### GOAL
Your task is to extract every line from the material below exactly.

### INPUT MATERIAL
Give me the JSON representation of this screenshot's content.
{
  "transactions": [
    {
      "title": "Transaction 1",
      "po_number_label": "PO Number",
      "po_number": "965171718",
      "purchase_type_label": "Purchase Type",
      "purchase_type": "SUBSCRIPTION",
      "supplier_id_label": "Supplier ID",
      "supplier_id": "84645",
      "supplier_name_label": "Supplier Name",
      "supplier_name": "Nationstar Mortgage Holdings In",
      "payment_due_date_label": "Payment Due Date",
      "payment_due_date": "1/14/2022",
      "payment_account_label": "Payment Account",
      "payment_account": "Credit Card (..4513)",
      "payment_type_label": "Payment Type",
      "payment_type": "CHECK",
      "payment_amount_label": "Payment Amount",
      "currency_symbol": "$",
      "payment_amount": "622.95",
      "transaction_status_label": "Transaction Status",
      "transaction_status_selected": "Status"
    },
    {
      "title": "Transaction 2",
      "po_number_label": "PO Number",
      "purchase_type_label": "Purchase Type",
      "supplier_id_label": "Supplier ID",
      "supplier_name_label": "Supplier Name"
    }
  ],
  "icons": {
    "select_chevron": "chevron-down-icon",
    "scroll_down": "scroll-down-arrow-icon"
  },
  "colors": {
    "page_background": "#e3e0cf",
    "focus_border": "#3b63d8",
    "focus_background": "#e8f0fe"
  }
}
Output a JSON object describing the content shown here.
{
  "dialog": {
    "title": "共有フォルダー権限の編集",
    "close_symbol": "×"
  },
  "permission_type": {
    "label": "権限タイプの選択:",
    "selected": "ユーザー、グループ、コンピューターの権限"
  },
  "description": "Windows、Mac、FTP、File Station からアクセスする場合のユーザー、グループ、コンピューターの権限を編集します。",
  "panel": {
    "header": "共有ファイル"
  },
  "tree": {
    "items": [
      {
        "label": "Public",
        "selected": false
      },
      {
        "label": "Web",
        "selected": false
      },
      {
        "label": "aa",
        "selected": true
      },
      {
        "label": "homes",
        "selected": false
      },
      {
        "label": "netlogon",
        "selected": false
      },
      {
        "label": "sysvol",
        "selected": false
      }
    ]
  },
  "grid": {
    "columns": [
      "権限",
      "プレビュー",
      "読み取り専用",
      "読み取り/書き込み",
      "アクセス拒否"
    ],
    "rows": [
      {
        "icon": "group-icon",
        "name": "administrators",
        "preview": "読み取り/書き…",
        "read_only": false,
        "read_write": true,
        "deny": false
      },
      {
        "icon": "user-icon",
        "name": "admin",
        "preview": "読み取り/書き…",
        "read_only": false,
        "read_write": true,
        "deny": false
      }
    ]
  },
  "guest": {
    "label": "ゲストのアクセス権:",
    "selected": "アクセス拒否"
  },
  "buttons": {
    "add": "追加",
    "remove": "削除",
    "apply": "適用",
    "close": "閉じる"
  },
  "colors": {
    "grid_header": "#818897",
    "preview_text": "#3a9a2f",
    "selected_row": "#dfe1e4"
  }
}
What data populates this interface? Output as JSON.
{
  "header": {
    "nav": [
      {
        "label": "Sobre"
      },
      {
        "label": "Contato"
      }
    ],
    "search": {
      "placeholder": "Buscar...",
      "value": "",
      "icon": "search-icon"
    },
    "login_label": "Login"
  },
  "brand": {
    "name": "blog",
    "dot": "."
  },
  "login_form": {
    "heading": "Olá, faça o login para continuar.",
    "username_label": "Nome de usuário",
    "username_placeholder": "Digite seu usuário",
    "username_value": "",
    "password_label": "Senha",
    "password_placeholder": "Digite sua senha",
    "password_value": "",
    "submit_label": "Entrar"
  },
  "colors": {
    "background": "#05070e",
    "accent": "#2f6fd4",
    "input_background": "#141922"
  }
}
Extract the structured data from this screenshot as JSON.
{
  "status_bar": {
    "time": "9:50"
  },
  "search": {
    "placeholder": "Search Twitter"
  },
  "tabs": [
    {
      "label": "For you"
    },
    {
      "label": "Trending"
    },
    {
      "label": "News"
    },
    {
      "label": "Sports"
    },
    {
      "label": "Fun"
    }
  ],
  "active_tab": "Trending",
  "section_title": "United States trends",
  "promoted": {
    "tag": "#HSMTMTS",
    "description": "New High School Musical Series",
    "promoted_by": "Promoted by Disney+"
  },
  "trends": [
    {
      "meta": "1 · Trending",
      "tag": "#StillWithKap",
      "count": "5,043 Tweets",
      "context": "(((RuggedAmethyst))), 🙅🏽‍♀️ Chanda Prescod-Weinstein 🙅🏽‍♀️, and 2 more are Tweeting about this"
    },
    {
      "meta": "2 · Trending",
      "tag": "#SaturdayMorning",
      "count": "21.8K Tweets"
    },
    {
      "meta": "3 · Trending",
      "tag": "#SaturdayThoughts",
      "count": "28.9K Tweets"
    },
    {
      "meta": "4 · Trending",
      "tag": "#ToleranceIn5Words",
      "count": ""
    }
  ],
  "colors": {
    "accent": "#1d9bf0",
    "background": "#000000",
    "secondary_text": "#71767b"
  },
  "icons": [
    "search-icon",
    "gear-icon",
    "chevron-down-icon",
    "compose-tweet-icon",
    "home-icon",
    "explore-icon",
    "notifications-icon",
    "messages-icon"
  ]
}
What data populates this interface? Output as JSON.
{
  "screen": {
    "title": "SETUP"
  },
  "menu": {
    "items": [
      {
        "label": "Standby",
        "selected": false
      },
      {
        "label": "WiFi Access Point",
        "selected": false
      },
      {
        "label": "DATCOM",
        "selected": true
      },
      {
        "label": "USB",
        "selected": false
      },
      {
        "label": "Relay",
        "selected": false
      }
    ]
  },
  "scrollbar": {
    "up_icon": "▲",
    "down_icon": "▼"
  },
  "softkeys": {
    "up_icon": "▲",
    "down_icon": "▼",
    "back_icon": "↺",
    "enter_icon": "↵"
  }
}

### WRITTEN ANSWER
Give me the JSON representation of this screenshot's content.
{
  "transactions": [
    {
      "title": "Transaction 1",
      "po_number_label": "PO Number",
      "po_number": "965171718",
      "purchase_type_label": "Purchase Type",
      "purchase_type": "SUBSCRIPTION",
      "supplier_id_label": "Supplier ID",
      "supplier_id": "84645",
      "supplier_name_label": "Supplier Name",
      "supplier_name": "Nationstar Mortgage Holdings In",
      "payment_due_date_label": "Payment Due Date",
      "payment_due_date": "1/14/2022",
      "payment_account_label": "Payment Account",
      "payment_account": "Credit Card (..4513)",
      "payment_type_label": "Payment Type",
      "payment_type": "CHECK",
      "payment_amount_label": "Payment Amount",
      "currency_symbol": "$",
      "payment_amount": "622.95",
      "transaction_status_label": "Transaction Status",
      "transaction_status_selected": "Status"
    },
    {
      "title": "Transaction 2",
      "po_number_label": "PO Number",
      "purchase_type_label": "Purchase Type",
      "supplier_id_label": "Supplier ID",
      "supplier_name_label": "Supplier Name"
    }
  ],
  "icons": {
    "select_chevron": "chevron-down-icon",
    "scroll_down": "scroll-down-arrow-icon"
  },
  "colors": {
    "page_background": "#e3e0cf",
    "focus_border": "#3b63d8",
    "focus_background": "#e8f0fe"
  }
}
Output a JSON object describing the content shown here.
{
  "dialog": {
    "title": "共有フォルダー権限の編集",
    "close_symbol": "×"
  },
  "permission_type": {
    "label": "権限タイプの選択:",
    "selected": "ユーザー、グループ、コンピューターの権限"
  },
  "description": "Windows、Mac、FTP、File Station からアクセスする場合のユーザー、グループ、コンピューターの権限を編集します。",
  "panel": {
    "header": "共有ファイル"
  },
  "tree": {
    "items": [
      {
        "label": "Public",
        "selected": false
      },
      {
        "label": "Web",
        "selected": false
      },
      {
        "label": "aa",
        "selected": true
      },
      {
        "label": "homes",
        "selected": false
      },
      {
        "label": "netlogon",
        "selected": false
      },
      {
        "label": "sysvol",
        "selected": false
      }
    ]
  },
  "grid": {
    "columns": [
      "権限",
      "プレビュー",
      "読み取り専用",
      "読み取り/書き込み",
      "アクセス拒否"
    ],
    "rows": [
      {
        "icon": "group-icon",
        "name": "administrators",
        "preview": "読み取り/書き…",
        "read_only": false,
        "read_write": true,
        "deny": false
      },
      {
        "icon": "user-icon",
        "name": "admin",
        "preview": "読み取り/書き…",
        "read_only": false,
        "read_write": true,
        "deny": false
      }
    ]
  },
  "guest": {
    "label": "ゲストのアクセス権:",
    "selected": "アクセス拒否"
  },
  "buttons": {
    "add": "追加",
    "remove": "削除",
    "apply": "適用",
    "close": "閉じる"
  },
  "colors": {
    "grid_header": "#818897",
    "preview_text": "#3a9a2f",
    "selected_row": "#dfe1e4"
  }
}
What data populates this interface? Output as JSON.
{
  "header": {
    "nav": [
      {
        "label": "Sobre"
      },
      {
        "label": "Contato"
      }
    ],
    "search": {
      "placeholder": "Buscar...",
      "value": "",
      "icon": "search-icon"
    },
    "login_label": "Login"
  },
  "brand": {
    "name": "blog",
    "dot": "."
  },
  "login_form": {
    "heading": "Olá, faça o login para continuar.",
    "username_label": "Nome de usuário",
    "username_placeholder": "Digite seu usuário",
    "username_value": "",
    "password_label": "Senha",
    "password_placeholder": "Digite sua senha",
    "password_value": "",
    "submit_label": "Entrar"
  },
  "colors": {
    "background": "#05070e",
    "accent": "#2f6fd4",
    "input_background": "#141922"
  }
}
Extract the structured data from this screenshot as JSON.
{
  "status_bar": {
    "time": "9:50"
  },
  "search": {
    "placeholder": "Search Twitter"
  },
  "tabs": [
    {
      "label": "For you"
    },
    {
      "label": "Trending"
    },
    {
      "label": "News"
    },
    {
      "label": "Sports"
    },
    {
      "label": "Fun"
    }
  ],
  "active_tab": "Trending",
  "section_title": "United States trends",
  "promoted": {
    "tag": "#HSMTMTS",
    "description": "New High School Musical Series",
    "promoted_by": "Promoted by Disney+"
  },
  "trends": [
    {
      "meta": "1 · Trending",
      "tag": "#StillWithKap",
      "count": "5,043 Tweets",
      "context": "(((RuggedAmethyst))), 🙅🏽‍♀️ Chanda Prescod-Weinstein 🙅🏽‍♀️, and 2 more are Tweeting about this"
    },
    {
      "meta": "2 · Trending",
      "tag": "#SaturdayMorning",
      "count": "21.8K Tweets"
    },
    {
      "meta": "3 · Trending",
      "tag": "#SaturdayThoughts",
      "count": "28.9K Tweets"
    },
    {
      "meta": "4 · Trending",
      "tag": "#ToleranceIn5Words",
      "count": ""
    }
  ],
  "colors": {
    "accent": "#1d9bf0",
    "background": "#000000",
    "secondary_text": "#71767b"
  },
  "icons": [
    "search-icon",
    "gear-icon",
    "chevron-down-icon",
    "compose-tweet-icon",
    "home-icon",
    "explore-icon",
    "notifications-icon",
    "messages-icon"
  ]
}
What data populates this interface? Output as JSON.
{
  "screen": {
    "title": "SETUP"
  },
  "menu": {
    "items": [
      {
        "label": "Standby",
        "selected": false
      },
      {
        "label": "WiFi Access Point",
        "selected": false
      },
      {
        "label": "DATCOM",
        "selected": true
      },
      {
        "label": "USB",
        "selected": false
      },
      {
        "label": "Relay",
        "selected": false
      }
    ]
  },
  "scrollbar": {
    "up_icon": "▲",
    "down_icon": "▼"
  },
  "softkeys": {
    "up_icon": "▲",
    "down_icon": "▼",
    "back_icon": "↺",
    "enter_icon": "↵"
  }
}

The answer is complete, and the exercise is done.